DATA TO PROCESS:

---------------

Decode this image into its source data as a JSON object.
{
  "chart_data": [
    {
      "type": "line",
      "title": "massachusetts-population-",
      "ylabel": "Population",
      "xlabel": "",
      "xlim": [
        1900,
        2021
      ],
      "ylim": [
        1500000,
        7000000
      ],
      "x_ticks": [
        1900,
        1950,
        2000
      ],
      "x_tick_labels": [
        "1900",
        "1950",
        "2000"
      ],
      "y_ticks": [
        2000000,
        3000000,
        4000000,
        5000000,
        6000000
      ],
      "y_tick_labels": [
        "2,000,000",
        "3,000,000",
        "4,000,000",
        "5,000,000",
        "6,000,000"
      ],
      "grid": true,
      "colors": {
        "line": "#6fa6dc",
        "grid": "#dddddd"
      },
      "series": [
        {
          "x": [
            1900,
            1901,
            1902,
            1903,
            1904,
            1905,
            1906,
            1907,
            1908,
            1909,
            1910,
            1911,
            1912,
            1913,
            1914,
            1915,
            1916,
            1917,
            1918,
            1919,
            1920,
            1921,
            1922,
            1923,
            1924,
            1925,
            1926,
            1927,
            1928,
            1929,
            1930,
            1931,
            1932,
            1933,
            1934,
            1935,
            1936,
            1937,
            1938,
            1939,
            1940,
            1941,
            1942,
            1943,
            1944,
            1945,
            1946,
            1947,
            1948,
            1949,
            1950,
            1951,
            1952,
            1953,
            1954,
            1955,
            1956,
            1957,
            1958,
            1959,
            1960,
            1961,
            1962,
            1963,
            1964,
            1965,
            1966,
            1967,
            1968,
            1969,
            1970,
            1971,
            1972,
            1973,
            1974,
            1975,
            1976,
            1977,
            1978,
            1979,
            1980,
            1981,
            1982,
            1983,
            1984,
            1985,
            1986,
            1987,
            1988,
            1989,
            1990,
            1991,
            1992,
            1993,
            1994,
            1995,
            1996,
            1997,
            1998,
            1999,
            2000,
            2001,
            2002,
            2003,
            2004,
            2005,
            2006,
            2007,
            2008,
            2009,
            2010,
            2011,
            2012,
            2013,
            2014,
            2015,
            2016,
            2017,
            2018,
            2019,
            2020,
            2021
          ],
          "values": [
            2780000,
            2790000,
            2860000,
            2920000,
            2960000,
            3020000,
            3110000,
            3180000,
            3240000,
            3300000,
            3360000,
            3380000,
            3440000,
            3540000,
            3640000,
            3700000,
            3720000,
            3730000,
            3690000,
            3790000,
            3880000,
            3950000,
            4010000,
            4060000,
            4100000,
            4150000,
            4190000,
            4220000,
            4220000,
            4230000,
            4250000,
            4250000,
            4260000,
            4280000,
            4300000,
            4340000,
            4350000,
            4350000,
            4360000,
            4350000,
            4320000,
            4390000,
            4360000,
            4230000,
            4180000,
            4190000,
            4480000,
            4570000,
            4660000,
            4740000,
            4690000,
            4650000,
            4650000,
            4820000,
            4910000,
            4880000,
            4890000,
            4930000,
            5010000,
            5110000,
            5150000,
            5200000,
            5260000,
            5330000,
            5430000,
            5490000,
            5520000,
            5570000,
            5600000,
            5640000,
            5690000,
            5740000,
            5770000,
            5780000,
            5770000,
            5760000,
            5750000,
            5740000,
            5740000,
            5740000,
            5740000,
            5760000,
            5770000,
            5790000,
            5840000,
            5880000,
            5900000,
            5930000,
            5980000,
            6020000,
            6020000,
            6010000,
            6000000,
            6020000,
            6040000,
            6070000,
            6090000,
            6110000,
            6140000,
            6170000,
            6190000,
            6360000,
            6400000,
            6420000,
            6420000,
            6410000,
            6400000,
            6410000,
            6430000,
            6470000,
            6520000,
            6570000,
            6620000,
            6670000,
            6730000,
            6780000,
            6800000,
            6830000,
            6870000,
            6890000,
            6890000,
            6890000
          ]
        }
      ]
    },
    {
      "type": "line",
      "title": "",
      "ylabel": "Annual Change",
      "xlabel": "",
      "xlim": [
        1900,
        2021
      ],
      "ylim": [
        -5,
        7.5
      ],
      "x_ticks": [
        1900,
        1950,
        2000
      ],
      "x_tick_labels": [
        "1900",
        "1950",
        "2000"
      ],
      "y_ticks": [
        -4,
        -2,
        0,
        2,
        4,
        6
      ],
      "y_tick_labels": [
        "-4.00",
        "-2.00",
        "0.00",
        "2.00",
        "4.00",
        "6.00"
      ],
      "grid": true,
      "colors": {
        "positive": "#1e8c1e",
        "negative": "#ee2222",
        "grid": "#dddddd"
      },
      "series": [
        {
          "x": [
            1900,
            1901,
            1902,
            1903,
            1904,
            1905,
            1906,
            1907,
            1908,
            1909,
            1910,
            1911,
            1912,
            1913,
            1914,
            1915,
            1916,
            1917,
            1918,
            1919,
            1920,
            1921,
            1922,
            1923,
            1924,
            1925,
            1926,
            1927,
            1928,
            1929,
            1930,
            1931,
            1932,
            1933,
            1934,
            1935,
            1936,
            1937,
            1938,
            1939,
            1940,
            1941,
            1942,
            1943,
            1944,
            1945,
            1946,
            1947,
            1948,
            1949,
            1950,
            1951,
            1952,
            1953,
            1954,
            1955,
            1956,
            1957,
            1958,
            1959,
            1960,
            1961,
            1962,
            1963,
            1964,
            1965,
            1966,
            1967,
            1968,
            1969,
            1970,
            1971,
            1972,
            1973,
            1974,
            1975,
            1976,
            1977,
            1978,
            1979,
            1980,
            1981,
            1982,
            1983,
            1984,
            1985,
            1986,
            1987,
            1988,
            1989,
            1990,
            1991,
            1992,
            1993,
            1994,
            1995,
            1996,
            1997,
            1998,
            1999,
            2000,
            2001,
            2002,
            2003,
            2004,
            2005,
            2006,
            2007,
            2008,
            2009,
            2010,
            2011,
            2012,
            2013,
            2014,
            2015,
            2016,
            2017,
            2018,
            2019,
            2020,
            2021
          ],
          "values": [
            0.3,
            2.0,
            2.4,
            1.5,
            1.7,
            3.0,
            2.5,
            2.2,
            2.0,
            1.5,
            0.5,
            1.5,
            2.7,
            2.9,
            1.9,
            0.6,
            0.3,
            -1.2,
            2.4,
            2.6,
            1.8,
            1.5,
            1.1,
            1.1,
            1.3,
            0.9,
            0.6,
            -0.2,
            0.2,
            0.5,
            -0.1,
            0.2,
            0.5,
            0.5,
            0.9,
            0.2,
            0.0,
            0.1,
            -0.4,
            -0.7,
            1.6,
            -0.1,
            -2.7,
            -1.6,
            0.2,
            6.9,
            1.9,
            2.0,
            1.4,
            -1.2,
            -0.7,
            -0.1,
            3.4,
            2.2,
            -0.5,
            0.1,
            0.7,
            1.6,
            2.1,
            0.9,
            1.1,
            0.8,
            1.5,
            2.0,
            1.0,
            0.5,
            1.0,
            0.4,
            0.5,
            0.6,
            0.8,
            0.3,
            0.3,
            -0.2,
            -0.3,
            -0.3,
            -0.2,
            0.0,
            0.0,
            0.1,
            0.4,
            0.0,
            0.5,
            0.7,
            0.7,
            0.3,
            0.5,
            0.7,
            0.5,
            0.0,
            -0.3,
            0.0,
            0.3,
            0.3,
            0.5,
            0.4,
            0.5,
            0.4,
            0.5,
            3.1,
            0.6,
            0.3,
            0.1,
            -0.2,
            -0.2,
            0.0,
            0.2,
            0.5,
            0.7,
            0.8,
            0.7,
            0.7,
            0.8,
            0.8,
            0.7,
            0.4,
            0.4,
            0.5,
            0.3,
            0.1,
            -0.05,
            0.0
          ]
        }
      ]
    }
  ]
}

---------------

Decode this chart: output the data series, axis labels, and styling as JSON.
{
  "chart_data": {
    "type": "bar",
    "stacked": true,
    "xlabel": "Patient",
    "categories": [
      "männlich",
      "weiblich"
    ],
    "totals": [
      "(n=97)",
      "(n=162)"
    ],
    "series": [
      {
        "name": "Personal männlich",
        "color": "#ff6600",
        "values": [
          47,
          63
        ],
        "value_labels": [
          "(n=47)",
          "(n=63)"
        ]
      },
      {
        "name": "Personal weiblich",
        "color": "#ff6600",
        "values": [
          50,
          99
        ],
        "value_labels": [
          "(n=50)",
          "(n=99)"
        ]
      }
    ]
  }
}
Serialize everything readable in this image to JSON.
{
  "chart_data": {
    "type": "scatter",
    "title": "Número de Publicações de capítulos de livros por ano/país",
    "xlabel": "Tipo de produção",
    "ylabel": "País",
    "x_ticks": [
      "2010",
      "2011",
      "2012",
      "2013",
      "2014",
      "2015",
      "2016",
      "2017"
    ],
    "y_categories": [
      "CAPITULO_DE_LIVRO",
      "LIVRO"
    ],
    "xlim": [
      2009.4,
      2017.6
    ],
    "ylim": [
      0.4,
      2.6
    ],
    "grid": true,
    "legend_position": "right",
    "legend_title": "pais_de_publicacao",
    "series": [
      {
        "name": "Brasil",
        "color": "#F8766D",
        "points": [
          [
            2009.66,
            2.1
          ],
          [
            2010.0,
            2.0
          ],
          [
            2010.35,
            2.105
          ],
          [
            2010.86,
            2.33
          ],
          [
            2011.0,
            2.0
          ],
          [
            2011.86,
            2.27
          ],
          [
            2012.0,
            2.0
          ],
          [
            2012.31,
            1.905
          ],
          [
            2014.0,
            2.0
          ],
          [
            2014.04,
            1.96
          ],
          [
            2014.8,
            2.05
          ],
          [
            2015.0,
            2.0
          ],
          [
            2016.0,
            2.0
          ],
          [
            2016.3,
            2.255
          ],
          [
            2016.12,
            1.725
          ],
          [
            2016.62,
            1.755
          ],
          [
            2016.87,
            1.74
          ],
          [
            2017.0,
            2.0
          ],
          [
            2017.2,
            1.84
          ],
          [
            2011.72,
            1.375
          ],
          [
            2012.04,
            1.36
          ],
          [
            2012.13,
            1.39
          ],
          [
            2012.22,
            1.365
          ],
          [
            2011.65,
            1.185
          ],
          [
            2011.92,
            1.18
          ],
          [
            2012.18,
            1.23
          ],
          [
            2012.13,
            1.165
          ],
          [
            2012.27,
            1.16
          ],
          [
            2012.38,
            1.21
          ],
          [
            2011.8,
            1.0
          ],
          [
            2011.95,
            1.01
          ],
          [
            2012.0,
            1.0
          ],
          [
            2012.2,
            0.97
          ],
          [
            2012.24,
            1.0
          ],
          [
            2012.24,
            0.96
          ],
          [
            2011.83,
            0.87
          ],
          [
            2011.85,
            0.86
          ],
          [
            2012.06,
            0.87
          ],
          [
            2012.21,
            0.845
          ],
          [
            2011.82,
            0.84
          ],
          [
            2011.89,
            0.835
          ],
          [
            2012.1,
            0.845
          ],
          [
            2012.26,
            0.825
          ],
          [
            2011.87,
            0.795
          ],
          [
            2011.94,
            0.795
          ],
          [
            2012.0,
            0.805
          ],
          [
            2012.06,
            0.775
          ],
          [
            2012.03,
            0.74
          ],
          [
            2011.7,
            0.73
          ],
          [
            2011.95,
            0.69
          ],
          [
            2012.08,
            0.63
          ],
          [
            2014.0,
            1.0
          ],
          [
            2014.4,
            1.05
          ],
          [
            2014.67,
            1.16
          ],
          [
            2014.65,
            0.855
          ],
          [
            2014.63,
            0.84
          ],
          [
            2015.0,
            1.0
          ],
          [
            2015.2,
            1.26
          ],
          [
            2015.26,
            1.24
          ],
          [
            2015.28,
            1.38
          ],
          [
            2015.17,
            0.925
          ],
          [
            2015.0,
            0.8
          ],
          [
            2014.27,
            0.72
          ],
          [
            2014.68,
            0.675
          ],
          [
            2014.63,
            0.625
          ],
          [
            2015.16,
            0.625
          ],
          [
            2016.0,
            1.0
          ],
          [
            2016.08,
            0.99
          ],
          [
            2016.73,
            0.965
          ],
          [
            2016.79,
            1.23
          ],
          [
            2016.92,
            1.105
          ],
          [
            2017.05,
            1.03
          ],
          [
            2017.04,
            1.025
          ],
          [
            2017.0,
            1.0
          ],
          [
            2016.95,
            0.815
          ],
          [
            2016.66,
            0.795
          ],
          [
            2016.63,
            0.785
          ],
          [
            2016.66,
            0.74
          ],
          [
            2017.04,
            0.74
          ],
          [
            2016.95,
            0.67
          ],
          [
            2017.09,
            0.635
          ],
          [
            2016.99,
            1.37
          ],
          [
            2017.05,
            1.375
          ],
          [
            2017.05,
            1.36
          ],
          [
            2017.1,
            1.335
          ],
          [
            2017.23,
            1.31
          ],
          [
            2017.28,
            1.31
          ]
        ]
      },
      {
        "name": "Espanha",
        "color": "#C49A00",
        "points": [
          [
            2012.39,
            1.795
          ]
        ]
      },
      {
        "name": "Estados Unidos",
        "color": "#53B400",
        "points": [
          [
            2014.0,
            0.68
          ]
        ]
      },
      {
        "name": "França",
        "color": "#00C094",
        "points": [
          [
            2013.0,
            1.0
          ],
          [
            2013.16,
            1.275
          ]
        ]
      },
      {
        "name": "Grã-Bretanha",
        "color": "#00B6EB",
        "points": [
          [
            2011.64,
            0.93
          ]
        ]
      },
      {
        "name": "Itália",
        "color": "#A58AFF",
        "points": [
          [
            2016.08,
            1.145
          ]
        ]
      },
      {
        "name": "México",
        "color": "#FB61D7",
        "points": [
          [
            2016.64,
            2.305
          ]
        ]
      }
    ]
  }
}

---------------

PROBLEM STATEMENT:
Determine how many lines of the listing hold the word "image" and reply with that figure alone.

SOLUTION FOR THIS EXERCISE:
2